Data provided:
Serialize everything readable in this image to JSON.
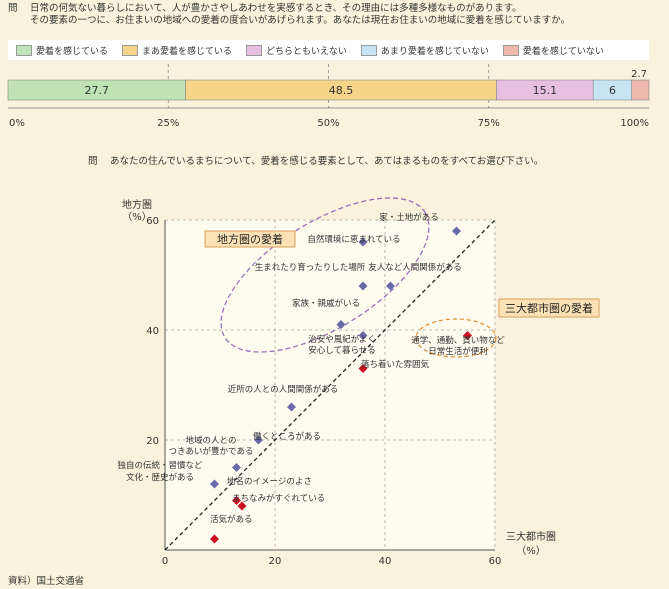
{
  "questions": {
    "q1_label": "問",
    "q1_line1": "日常の何気ない暮らしにおいて、人が豊かさやしあわせを実感するとき、その理由には多種多様なものがあります。",
    "q1_line2": "その要素の一つに、お住まいの地域への愛着の度合いがあげられます。あなたは現在お住まいの地域に愛着を感じていますか。",
    "q2_label": "問",
    "q2_text": "あなたの住んでいるまちについて、愛着を感じる要素として、あてはまるものをすべてお選び下さい。"
  },
  "source": "資料）国土交通省",
  "chart_data": [
    {
      "type": "bar",
      "orientation": "horizontal-stacked",
      "series": [
        {
          "name": "愛着を感じている",
          "value": 27.7,
          "color": "#bfe3b4"
        },
        {
          "name": "まあ愛着を感じている",
          "value": 48.5,
          "color": "#f6d58a"
        },
        {
          "name": "どちらともいえない",
          "value": 15.1,
          "color": "#e6bfe1"
        },
        {
          "name": "あまり愛着を感じていない",
          "value": 6.0,
          "color": "#c7e4f2"
        },
        {
          "name": "愛着を感じていない",
          "value": 2.7,
          "color": "#eeb9ad"
        }
      ],
      "xlim": [
        0,
        100
      ],
      "xticks": [
        "0%",
        "25%",
        "50%",
        "75%",
        "100%"
      ],
      "grid": true,
      "legend": "top"
    },
    {
      "type": "scatter",
      "xlabel_line1": "三大都市圏",
      "xlabel_line2": "（%）",
      "ylabel_line1": "地方圏",
      "ylabel_line2": "（%）",
      "xlim": [
        0,
        60
      ],
      "ylim": [
        0,
        60
      ],
      "xticks": [
        0,
        20,
        40,
        60
      ],
      "yticks": [
        20,
        40,
        60
      ],
      "grid": true,
      "diagonal": true,
      "colors": {
        "rural": "#6a6aaa",
        "urban": "#cc1122"
      },
      "points": [
        {
          "label": "家・土地がある",
          "x": 53,
          "y": 58,
          "group": "rural"
        },
        {
          "label": "自然環境に恵まれている",
          "x": 36,
          "y": 56,
          "group": "rural"
        },
        {
          "label": "生まれたり育ったりした場所",
          "x": 36,
          "y": 48,
          "group": "rural"
        },
        {
          "label": "友人など人間関係がある",
          "x": 41,
          "y": 48,
          "group": "rural"
        },
        {
          "label": "家族・親戚がいる",
          "x": 32,
          "y": 41,
          "group": "rural"
        },
        {
          "label": "治安や風紀がよく安心して暮らせる",
          "x": 36,
          "y": 39,
          "group": "rural"
        },
        {
          "label": "落ち着いた雰囲気",
          "x": 36,
          "y": 33,
          "group": "urban"
        },
        {
          "label": "通学、通勤、買い物など日常生活が便利",
          "x": 55,
          "y": 39,
          "group": "urban"
        },
        {
          "label": "近所の人との人間関係がある",
          "x": 23,
          "y": 26,
          "group": "rural"
        },
        {
          "label": "働くところがある",
          "x": 17,
          "y": 20,
          "group": "rural"
        },
        {
          "label": "地域の人とのつきあいが豊かである",
          "x": 13,
          "y": 15,
          "group": "rural"
        },
        {
          "label": "独自の伝統・習慣など文化・歴史がある",
          "x": 9,
          "y": 12,
          "group": "rural"
        },
        {
          "label": "地名のイメージのよさ",
          "x": 13,
          "y": 9,
          "group": "urban"
        },
        {
          "label": "まちなみがすぐれている",
          "x": 14,
          "y": 8,
          "group": "urban"
        },
        {
          "label": "活気がある",
          "x": 9,
          "y": 2,
          "group": "urban"
        }
      ],
      "annotations": {
        "rural_label": "地方圏の愛着",
        "urban_label": "三大都市圏の愛着"
      }
    }
  ]
}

Task to carry out:
Leave out the pictures and print each record exactly as it stands.

Solution below:
Serialize everything readable in this image to JSON.
{
  "questions": {
    "q1_label": "問",
    "q1_line1": "日常の何気ない暮らしにおいて、人が豊かさやしあわせを実感するとき、その理由には多種多様なものがあります。",
    "q1_line2": "その要素の一つに、お住まいの地域への愛着の度合いがあげられます。あなたは現在お住まいの地域に愛着を感じていますか。",
    "q2_label": "問",
    "q2_text": "あなたの住んでいるまちについて、愛着を感じる要素として、あてはまるものをすべてお選び下さい。"
  },
  "source": "資料）国土交通省",
  "chart_data": [
    {
      "type": "bar",
      "orientation": "horizontal-stacked",
      "series": [
        {
          "name": "愛着を感じている",
          "value": 27.7,
          "color": "#bfe3b4"
        },
        {
          "name": "まあ愛着を感じている",
          "value": 48.5,
          "color": "#f6d58a"
        },
        {
          "name": "どちらともいえない",
          "value": 15.1,
          "color": "#e6bfe1"
        },
        {
          "name": "あまり愛着を感じていない",
          "value": 6.0,
          "color": "#c7e4f2"
        },
        {
          "name": "愛着を感じていない",
          "value": 2.7,
          "color": "#eeb9ad"
        }
      ],
      "xlim": [
        0,
        100
      ],
      "xticks": [
        "0%",
        "25%",
        "50%",
        "75%",
        "100%"
      ],
      "grid": true,
      "legend": "top"
    },
    {
      "type": "scatter",
      "xlabel_line1": "三大都市圏",
      "xlabel_line2": "（%）",
      "ylabel_line1": "地方圏",
      "ylabel_line2": "（%）",
      "xlim": [
        0,
        60
      ],
      "ylim": [
        0,
        60
      ],
      "xticks": [
        0,
        20,
        40,
        60
      ],
      "yticks": [
        20,
        40,
        60
      ],
      "grid": true,
      "diagonal": true,
      "colors": {
        "rural": "#6a6aaa",
        "urban": "#cc1122"
      },
      "points": [
        {
          "label": "家・土地がある",
          "x": 53,
          "y": 58,
          "group": "rural"
        },
        {
          "label": "自然環境に恵まれている",
          "x": 36,
          "y": 56,
          "group": "rural"
        },
        {
          "label": "生まれたり育ったりした場所",
          "x": 36,
          "y": 48,
          "group": "rural"
        },
        {
          "label": "友人など人間関係がある",
          "x": 41,
          "y": 48,
          "group": "rural"
        },
        {
          "label": "家族・親戚がいる",
          "x": 32,
          "y": 41,
          "group": "rural"
        },
        {
          "label": "治安や風紀がよく安心して暮らせる",
          "x": 36,
          "y": 39,
          "group": "rural"
        },
        {
          "label": "落ち着いた雰囲気",
          "x": 36,
          "y": 33,
          "group": "urban"
        },
        {
          "label": "通学、通勤、買い物など日常生活が便利",
          "x": 55,
          "y": 39,
          "group": "urban"
        },
        {
          "label": "近所の人との人間関係がある",
          "x": 23,
          "y": 26,
          "group": "rural"
        },
        {
          "label": "働くところがある",
          "x": 17,
          "y": 20,
          "group": "rural"
        },
        {
          "label": "地域の人とのつきあいが豊かである",
          "x": 13,
          "y": 15,
          "group": "rural"
        },
        {
          "label": "独自の伝統・習慣など文化・歴史がある",
          "x": 9,
          "y": 12,
          "group": "rural"
        },
        {
          "label": "地名のイメージのよさ",
          "x": 13,
          "y": 9,
          "group": "urban"
        },
        {
          "label": "まちなみがすぐれている",
          "x": 14,
          "y": 8,
          "group": "urban"
        },
        {
          "label": "活気がある",
          "x": 9,
          "y": 2,
          "group": "urban"
        }
      ],
      "annotations": {
        "rural_label": "地方圏の愛着",
        "urban_label": "三大都市圏の愛着"
      }
    }
  ]
}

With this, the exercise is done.